***** Extracted data *****
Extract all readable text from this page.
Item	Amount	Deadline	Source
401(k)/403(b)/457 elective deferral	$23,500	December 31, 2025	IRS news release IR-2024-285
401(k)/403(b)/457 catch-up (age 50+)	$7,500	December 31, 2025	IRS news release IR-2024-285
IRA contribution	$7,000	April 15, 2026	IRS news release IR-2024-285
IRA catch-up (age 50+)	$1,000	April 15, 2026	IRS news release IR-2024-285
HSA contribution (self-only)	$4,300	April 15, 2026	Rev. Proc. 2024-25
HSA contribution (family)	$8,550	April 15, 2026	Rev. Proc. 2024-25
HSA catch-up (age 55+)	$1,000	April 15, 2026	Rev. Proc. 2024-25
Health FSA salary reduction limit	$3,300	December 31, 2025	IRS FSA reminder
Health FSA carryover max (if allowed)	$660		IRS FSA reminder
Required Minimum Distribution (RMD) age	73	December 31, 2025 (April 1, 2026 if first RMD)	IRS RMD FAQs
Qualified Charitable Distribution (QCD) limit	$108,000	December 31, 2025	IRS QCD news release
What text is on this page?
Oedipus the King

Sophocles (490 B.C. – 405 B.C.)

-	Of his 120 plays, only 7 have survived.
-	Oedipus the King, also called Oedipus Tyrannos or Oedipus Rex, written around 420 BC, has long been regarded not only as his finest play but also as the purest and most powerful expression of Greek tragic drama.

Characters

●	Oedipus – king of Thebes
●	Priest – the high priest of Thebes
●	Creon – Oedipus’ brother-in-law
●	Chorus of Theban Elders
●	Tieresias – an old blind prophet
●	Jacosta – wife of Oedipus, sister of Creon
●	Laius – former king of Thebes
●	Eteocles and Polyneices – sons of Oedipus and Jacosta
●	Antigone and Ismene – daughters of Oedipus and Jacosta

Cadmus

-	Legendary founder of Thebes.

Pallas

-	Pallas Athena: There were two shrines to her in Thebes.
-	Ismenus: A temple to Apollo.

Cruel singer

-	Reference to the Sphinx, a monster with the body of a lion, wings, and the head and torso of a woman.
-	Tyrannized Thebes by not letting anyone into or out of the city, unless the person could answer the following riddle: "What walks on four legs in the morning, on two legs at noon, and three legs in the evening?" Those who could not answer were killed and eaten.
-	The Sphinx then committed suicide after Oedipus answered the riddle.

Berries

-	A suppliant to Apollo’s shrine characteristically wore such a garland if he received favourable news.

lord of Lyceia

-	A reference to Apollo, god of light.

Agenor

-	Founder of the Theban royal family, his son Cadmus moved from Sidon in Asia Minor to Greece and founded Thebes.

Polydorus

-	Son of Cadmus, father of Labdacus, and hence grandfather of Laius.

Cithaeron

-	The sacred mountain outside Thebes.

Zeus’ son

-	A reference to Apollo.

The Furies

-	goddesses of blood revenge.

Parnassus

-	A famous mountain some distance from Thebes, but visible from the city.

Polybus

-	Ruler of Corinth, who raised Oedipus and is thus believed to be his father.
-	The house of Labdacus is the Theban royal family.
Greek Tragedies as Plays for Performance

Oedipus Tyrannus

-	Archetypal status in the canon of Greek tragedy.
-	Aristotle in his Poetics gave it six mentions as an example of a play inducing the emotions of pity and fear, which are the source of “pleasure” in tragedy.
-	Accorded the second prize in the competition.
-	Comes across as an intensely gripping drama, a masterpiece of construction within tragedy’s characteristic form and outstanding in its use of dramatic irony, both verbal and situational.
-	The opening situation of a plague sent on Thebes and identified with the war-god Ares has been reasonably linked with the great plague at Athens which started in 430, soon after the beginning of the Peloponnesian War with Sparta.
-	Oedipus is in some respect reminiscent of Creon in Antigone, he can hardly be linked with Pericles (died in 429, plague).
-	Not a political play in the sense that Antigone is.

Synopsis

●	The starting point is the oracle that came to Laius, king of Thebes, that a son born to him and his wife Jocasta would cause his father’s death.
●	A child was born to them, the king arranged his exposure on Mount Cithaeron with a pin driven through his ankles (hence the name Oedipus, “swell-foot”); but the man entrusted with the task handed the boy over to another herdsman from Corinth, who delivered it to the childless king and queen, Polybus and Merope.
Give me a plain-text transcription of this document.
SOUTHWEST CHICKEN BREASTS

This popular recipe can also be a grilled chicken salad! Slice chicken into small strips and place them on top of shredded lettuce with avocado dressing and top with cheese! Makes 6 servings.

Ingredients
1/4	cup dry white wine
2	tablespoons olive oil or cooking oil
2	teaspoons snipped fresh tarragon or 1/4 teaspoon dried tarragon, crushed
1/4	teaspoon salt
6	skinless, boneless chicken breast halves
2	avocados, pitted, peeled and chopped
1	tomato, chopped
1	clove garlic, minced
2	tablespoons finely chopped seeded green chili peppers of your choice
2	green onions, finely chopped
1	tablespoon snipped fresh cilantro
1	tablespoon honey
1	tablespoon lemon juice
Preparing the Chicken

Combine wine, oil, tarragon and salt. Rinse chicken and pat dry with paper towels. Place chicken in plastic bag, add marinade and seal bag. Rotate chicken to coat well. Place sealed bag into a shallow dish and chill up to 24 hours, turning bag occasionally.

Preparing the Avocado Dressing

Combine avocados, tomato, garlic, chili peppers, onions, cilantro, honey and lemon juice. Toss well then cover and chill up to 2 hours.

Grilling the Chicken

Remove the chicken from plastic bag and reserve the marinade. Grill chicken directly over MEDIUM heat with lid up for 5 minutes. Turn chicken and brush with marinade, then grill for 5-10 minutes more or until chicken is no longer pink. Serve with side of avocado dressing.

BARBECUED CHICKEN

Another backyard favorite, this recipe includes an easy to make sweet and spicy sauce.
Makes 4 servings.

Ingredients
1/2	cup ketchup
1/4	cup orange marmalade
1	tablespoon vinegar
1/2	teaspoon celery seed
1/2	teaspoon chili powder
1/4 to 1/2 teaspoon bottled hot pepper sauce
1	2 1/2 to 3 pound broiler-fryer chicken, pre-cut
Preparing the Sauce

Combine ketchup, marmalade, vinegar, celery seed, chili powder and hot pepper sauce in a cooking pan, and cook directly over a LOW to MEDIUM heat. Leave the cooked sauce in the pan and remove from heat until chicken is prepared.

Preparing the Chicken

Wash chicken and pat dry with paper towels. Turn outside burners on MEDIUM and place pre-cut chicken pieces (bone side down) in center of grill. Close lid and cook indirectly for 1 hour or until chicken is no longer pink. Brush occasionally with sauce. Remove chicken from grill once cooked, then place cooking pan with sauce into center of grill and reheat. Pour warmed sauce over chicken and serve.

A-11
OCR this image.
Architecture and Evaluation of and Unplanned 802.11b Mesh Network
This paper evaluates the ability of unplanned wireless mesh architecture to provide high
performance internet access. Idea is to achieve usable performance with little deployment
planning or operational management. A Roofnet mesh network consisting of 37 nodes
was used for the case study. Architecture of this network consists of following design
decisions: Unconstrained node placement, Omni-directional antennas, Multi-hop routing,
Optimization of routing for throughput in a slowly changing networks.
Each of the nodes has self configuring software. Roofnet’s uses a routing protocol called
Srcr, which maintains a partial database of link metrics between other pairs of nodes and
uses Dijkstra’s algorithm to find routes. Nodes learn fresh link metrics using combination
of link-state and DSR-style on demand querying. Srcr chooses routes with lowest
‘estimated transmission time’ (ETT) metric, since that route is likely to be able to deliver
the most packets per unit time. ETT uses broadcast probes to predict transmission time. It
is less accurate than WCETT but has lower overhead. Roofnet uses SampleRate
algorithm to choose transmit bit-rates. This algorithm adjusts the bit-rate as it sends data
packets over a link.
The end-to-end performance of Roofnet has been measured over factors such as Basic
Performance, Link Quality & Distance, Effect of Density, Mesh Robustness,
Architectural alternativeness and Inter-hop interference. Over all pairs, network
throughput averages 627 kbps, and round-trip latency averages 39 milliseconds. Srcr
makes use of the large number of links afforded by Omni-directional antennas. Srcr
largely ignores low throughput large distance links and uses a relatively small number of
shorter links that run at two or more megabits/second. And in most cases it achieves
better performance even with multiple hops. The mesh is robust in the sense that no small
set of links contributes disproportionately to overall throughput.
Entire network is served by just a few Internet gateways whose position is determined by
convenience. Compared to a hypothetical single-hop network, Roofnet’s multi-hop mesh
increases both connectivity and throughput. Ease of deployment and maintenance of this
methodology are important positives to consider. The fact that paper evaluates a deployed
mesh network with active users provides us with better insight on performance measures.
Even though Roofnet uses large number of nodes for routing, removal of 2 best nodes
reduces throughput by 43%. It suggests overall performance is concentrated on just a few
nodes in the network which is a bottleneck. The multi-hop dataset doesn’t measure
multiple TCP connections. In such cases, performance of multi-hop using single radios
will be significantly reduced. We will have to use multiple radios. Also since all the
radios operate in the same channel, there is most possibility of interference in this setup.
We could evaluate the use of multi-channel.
*****
■ **What the exercise asks**:
Read the entries above, then pull out the lines that include "tragedy".

■ **Correct answer**:
-	Archetypal status in the canon of Greek tragedy.
-	Aristotle in his Poetics gave it six mentions as an example of a play inducing the emotions of pity and fear, which are the source of “pleasure” in tragedy.
-	Comes across as an intensely gripping drama, a masterpiece of construction within tragedy’s characteristic form and outstanding in its use of dramatic irony, both verbal and situational.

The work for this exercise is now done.